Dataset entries
********************

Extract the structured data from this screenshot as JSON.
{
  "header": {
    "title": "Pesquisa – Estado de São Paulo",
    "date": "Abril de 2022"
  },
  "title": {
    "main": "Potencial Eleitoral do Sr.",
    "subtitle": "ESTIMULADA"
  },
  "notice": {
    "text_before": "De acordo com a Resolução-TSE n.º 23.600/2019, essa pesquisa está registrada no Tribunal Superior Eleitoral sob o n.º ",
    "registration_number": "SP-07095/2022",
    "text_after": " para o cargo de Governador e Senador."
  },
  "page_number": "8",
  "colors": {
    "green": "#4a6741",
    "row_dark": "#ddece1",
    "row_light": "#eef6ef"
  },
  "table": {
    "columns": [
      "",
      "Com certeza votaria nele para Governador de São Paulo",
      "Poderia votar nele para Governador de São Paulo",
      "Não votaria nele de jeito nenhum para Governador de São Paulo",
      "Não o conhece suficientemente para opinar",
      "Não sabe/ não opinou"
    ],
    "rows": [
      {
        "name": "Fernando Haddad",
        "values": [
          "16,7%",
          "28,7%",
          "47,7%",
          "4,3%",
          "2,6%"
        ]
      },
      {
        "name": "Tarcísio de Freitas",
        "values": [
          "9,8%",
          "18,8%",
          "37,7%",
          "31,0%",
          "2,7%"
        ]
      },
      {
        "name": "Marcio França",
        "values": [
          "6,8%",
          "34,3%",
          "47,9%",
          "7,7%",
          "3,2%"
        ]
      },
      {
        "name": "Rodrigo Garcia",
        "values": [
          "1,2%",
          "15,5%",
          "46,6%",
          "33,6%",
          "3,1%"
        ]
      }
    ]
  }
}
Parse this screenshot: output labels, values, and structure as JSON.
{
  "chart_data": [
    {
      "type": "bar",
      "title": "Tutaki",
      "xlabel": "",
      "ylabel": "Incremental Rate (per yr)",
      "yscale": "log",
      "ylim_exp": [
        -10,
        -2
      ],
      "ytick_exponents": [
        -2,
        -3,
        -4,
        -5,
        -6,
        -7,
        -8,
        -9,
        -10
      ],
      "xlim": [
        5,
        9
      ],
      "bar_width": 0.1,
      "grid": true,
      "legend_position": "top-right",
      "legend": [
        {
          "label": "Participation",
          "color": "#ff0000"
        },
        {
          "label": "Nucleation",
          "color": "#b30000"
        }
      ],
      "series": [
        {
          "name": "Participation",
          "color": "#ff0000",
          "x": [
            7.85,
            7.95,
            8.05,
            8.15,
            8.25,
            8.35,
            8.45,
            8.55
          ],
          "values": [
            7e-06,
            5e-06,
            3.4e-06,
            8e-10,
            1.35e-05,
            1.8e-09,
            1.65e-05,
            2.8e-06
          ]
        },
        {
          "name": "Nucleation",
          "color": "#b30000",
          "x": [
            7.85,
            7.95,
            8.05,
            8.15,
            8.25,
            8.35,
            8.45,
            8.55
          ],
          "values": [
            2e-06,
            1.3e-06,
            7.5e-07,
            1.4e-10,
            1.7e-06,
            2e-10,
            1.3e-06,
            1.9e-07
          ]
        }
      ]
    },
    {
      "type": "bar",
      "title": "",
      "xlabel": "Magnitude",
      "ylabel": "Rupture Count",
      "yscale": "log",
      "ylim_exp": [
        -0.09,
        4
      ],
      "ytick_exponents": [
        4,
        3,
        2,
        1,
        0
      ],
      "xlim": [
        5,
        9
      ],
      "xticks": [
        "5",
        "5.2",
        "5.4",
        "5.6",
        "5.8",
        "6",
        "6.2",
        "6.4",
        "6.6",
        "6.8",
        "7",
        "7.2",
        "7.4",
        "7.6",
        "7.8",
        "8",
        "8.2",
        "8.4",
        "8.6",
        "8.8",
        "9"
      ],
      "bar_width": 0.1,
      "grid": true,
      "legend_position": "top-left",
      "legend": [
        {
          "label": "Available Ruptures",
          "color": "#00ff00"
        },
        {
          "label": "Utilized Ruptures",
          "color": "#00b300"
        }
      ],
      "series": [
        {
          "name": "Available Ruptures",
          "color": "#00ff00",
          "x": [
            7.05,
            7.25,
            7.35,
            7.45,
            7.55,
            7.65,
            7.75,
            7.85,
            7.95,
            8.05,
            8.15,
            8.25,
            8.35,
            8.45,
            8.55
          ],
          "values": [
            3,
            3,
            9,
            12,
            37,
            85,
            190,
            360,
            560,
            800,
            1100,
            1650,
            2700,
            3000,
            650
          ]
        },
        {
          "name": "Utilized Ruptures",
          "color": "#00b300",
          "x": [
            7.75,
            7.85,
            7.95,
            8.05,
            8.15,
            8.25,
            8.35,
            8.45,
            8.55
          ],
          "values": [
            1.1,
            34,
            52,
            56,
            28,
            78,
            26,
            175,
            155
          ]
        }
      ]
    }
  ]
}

********************

WORK TO BE COMPLETED |
Restate the whole listing exactly, leaving out nothing.

EXERCISE RESPONSE |
Extract the structured data from this screenshot as JSON.
{
  "header": {
    "title": "Pesquisa – Estado de São Paulo",
    "date": "Abril de 2022"
  },
  "title": {
    "main": "Potencial Eleitoral do Sr.",
    "subtitle": "ESTIMULADA"
  },
  "notice": {
    "text_before": "De acordo com a Resolução-TSE n.º 23.600/2019, essa pesquisa está registrada no Tribunal Superior Eleitoral sob o n.º ",
    "registration_number": "SP-07095/2022",
    "text_after": " para o cargo de Governador e Senador."
  },
  "page_number": "8",
  "colors": {
    "green": "#4a6741",
    "row_dark": "#ddece1",
    "row_light": "#eef6ef"
  },
  "table": {
    "columns": [
      "",
      "Com certeza votaria nele para Governador de São Paulo",
      "Poderia votar nele para Governador de São Paulo",
      "Não votaria nele de jeito nenhum para Governador de São Paulo",
      "Não o conhece suficientemente para opinar",
      "Não sabe/ não opinou"
    ],
    "rows": [
      {
        "name": "Fernando Haddad",
        "values": [
          "16,7%",
          "28,7%",
          "47,7%",
          "4,3%",
          "2,6%"
        ]
      },
      {
        "name": "Tarcísio de Freitas",
        "values": [
          "9,8%",
          "18,8%",
          "37,7%",
          "31,0%",
          "2,7%"
        ]
      },
      {
        "name": "Marcio França",
        "values": [
          "6,8%",
          "34,3%",
          "47,9%",
          "7,7%",
          "3,2%"
        ]
      },
      {
        "name": "Rodrigo Garcia",
        "values": [
          "1,2%",
          "15,5%",
          "46,6%",
          "33,6%",
          "3,1%"
        ]
      }
    ]
  }
}
Parse this screenshot: output labels, values, and structure as JSON.
{
  "chart_data": [
    {
      "type": "bar",
      "title": "Tutaki",
      "xlabel": "",
      "ylabel": "Incremental Rate (per yr)",
      "yscale": "log",
      "ylim_exp": [
        -10,
        -2
      ],
      "ytick_exponents": [
        -2,
        -3,
        -4,
        -5,
        -6,
        -7,
        -8,
        -9,
        -10
      ],
      "xlim": [
        5,
        9
      ],
      "bar_width": 0.1,
      "grid": true,
      "legend_position": "top-right",
      "legend": [
        {
          "label": "Participation",
          "color": "#ff0000"
        },
        {
          "label": "Nucleation",
          "color": "#b30000"
        }
      ],
      "series": [
        {
          "name": "Participation",
          "color": "#ff0000",
          "x": [
            7.85,
            7.95,
            8.05,
            8.15,
            8.25,
            8.35,
            8.45,
            8.55
          ],
          "values": [
            7e-06,
            5e-06,
            3.4e-06,
            8e-10,
            1.35e-05,
            1.8e-09,
            1.65e-05,
            2.8e-06
          ]
        },
        {
          "name": "Nucleation",
          "color": "#b30000",
          "x": [
            7.85,
            7.95,
            8.05,
            8.15,
            8.25,
            8.35,
            8.45,
            8.55
          ],
          "values": [
            2e-06,
            1.3e-06,
            7.5e-07,
            1.4e-10,
            1.7e-06,
            2e-10,
            1.3e-06,
            1.9e-07
          ]
        }
      ]
    },
    {
      "type": "bar",
      "title": "",
      "xlabel": "Magnitude",
      "ylabel": "Rupture Count",
      "yscale": "log",
      "ylim_exp": [
        -0.09,
        4
      ],
      "ytick_exponents": [
        4,
        3,
        2,
        1,
        0
      ],
      "xlim": [
        5,
        9
      ],
      "xticks": [
        "5",
        "5.2",
        "5.4",
        "5.6",
        "5.8",
        "6",
        "6.2",
        "6.4",
        "6.6",
        "6.8",
        "7",
        "7.2",
        "7.4",
        "7.6",
        "7.8",
        "8",
        "8.2",
        "8.4",
        "8.6",
        "8.8",
        "9"
      ],
      "bar_width": 0.1,
      "grid": true,
      "legend_position": "top-left",
      "legend": [
        {
          "label": "Available Ruptures",
          "color": "#00ff00"
        },
        {
          "label": "Utilized Ruptures",
          "color": "#00b300"
        }
      ],
      "series": [
        {
          "name": "Available Ruptures",
          "color": "#00ff00",
          "x": [
            7.05,
            7.25,
            7.35,
            7.45,
            7.55,
            7.65,
            7.75,
            7.85,
            7.95,
            8.05,
            8.15,
            8.25,
            8.35,
            8.45,
            8.55
          ],
          "values": [
            3,
            3,
            9,
            12,
            37,
            85,
            190,
            360,
            560,
            800,
            1100,
            1650,
            2700,
            3000,
            650
          ]
        },
        {
          "name": "Utilized Ruptures",
          "color": "#00b300",
          "x": [
            7.75,
            7.85,
            7.95,
            8.05,
            8.15,
            8.25,
            8.35,
            8.45,
            8.55
          ],
          "values": [
            1.1,
            34,
            52,
            56,
            28,
            78,
            26,
            175,
            155
          ]
        }
      ]
    }
  ]
}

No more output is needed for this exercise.